[Given request]: Each of the entries should be retyped precisely as it appears.

━━━━━ Dataset

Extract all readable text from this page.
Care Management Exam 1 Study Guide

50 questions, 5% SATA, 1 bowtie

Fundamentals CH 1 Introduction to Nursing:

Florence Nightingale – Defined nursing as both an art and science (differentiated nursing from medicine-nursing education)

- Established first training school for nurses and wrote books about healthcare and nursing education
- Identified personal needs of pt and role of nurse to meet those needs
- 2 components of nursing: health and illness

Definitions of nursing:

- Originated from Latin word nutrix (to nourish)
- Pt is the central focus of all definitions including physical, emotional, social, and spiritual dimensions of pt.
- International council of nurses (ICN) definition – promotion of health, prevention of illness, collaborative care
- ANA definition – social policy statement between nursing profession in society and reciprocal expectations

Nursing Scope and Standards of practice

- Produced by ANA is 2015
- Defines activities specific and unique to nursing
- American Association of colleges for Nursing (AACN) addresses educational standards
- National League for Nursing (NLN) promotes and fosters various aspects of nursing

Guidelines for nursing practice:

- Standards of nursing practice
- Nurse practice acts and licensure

━━━━━━━━━━

[Reply to the exercise]:
Extract all readable text from this page.
Care Management Exam 1 Study Guide

50 questions, 5% SATA, 1 bowtie

Fundamentals CH 1 Introduction to Nursing:

Florence Nightingale – Defined nursing as both an art and science (differentiated nursing from medicine-nursing education)

- Established first training school for nurses and wrote books about healthcare and nursing education
- Identified personal needs of pt and role of nurse to meet those needs
- 2 components of nursing: health and illness

Definitions of nursing:

- Originated from Latin word nutrix (to nourish)
- Pt is the central focus of all definitions including physical, emotional, social, and spiritual dimensions of pt.
- International council of nurses (ICN) definition – promotion of health, prevention of illness, collaborative care
- ANA definition – social policy statement between nursing profession in society and reciprocal expectations

Nursing Scope and Standards of practice

- Produced by ANA is 2015
- Defines activities specific and unique to nursing
- American Association of colleges for Nursing (AACN) addresses educational standards
- National League for Nursing (NLN) promotes and fosters various aspects of nursing

Guidelines for nursing practice:

- Standards of nursing practice
- Nurse practice acts and licensure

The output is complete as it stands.